→ **MATERIAL FOR THIS TASK**:

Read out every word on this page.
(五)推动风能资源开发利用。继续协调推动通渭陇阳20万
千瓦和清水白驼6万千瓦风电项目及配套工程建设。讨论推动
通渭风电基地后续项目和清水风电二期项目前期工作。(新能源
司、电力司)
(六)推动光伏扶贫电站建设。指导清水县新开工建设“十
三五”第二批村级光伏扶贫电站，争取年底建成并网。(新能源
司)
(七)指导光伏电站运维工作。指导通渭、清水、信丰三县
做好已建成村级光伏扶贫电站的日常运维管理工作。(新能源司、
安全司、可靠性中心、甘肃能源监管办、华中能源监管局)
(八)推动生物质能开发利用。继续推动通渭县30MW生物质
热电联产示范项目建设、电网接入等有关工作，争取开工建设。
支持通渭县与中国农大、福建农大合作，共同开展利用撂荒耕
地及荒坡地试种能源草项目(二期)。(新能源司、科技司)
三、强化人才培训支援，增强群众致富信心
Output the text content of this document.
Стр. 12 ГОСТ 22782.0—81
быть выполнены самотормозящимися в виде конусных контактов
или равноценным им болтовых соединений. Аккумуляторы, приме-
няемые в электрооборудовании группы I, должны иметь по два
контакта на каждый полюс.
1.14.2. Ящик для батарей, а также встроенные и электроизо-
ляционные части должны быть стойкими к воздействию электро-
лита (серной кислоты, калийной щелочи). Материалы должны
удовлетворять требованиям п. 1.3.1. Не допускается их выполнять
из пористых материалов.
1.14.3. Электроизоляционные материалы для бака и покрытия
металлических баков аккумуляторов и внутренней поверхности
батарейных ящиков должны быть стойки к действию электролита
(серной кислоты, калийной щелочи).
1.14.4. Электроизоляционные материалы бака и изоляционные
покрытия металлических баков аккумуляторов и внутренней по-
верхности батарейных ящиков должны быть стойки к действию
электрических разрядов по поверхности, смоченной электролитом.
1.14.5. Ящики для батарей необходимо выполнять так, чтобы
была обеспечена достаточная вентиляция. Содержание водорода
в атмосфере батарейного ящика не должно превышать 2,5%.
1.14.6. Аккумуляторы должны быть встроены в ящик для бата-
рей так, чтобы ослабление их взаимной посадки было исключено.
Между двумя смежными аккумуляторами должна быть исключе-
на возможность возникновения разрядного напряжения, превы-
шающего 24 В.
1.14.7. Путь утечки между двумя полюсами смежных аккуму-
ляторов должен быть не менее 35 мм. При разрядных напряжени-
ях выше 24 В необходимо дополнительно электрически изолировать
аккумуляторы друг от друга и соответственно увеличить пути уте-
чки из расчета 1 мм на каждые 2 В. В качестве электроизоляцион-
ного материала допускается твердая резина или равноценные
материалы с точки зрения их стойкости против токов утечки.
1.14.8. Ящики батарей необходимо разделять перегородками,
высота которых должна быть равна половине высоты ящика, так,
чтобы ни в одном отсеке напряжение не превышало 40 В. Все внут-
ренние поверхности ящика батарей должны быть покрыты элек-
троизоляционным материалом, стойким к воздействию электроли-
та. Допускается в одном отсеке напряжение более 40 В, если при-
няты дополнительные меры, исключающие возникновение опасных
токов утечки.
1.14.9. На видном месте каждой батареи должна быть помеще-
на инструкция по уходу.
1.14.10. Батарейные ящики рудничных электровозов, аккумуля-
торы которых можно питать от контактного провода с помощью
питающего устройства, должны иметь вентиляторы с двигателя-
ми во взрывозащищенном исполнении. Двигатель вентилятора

→ **REQUIREMENT**: All records above must be set down exactly, please.

→ **WRITTEN ANSWER**:
Read out every word on this page.
(五)推动风能资源开发利用。继续协调推动通渭陇阳20万
千瓦和清水白驼6万千瓦风电项目及配套工程建设。讨论推动
通渭风电基地后续项目和清水风电二期项目前期工作。(新能源
司、电力司)
(六)推动光伏扶贫电站建设。指导清水县新开工建设“十
三五”第二批村级光伏扶贫电站，争取年底建成并网。(新能源
司)
(七)指导光伏电站运维工作。指导通渭、清水、信丰三县
做好已建成村级光伏扶贫电站的日常运维管理工作。(新能源司、
安全司、可靠性中心、甘肃能源监管办、华中能源监管局)
(八)推动生物质能开发利用。继续推动通渭县30MW生物质
热电联产示范项目建设、电网接入等有关工作，争取开工建设。
支持通渭县与中国农大、福建农大合作，共同开展利用撂荒耕
地及荒坡地试种能源草项目(二期)。(新能源司、科技司)
三、强化人才培训支援，增强群众致富信心
Output the text content of this document.
Стр. 12 ГОСТ 22782.0—81
быть выполнены самотормозящимися в виде конусных контактов
или равноценным им болтовых соединений. Аккумуляторы, приме-
няемые в электрооборудовании группы I, должны иметь по два
контакта на каждый полюс.
1.14.2. Ящик для батарей, а также встроенные и электроизо-
ляционные части должны быть стойкими к воздействию электро-
лита (серной кислоты, калийной щелочи). Материалы должны
удовлетворять требованиям п. 1.3.1. Не допускается их выполнять
из пористых материалов.
1.14.3. Электроизоляционные материалы для бака и покрытия
металлических баков аккумуляторов и внутренней поверхности
батарейных ящиков должны быть стойки к действию электролита
(серной кислоты, калийной щелочи).
1.14.4. Электроизоляционные материалы бака и изоляционные
покрытия металлических баков аккумуляторов и внутренней по-
верхности батарейных ящиков должны быть стойки к действию
электрических разрядов по поверхности, смоченной электролитом.
1.14.5. Ящики для батарей необходимо выполнять так, чтобы
была обеспечена достаточная вентиляция. Содержание водорода
в атмосфере батарейного ящика не должно превышать 2,5%.
1.14.6. Аккумуляторы должны быть встроены в ящик для бата-
рей так, чтобы ослабление их взаимной посадки было исключено.
Между двумя смежными аккумуляторами должна быть исключе-
на возможность возникновения разрядного напряжения, превы-
шающего 24 В.
1.14.7. Путь утечки между двумя полюсами смежных аккуму-
ляторов должен быть не менее 35 мм. При разрядных напряжени-
ях выше 24 В необходимо дополнительно электрически изолировать
аккумуляторы друг от друга и соответственно увеличить пути уте-
чки из расчета 1 мм на каждые 2 В. В качестве электроизоляцион-
ного материала допускается твердая резина или равноценные
материалы с точки зрения их стойкости против токов утечки.
1.14.8. Ящики батарей необходимо разделять перегородками,
высота которых должна быть равна половине высоты ящика, так,
чтобы ни в одном отсеке напряжение не превышало 40 В. Все внут-
ренние поверхности ящика батарей должны быть покрыты элек-
троизоляционным материалом, стойким к воздействию электроли-
та. Допускается в одном отсеке напряжение более 40 В, если при-
няты дополнительные меры, исключающие возникновение опасных
токов утечки.
1.14.9. На видном месте каждой батареи должна быть помеще-
на инструкция по уходу.
1.14.10. Батарейные ящики рудничных электровозов, аккумуля-
торы которых можно питать от контактного провода с помощью
питающего устройства, должны иметь вентиляторы с двигателя-
ми во взрывозащищенном исполнении. Двигатель вентилятора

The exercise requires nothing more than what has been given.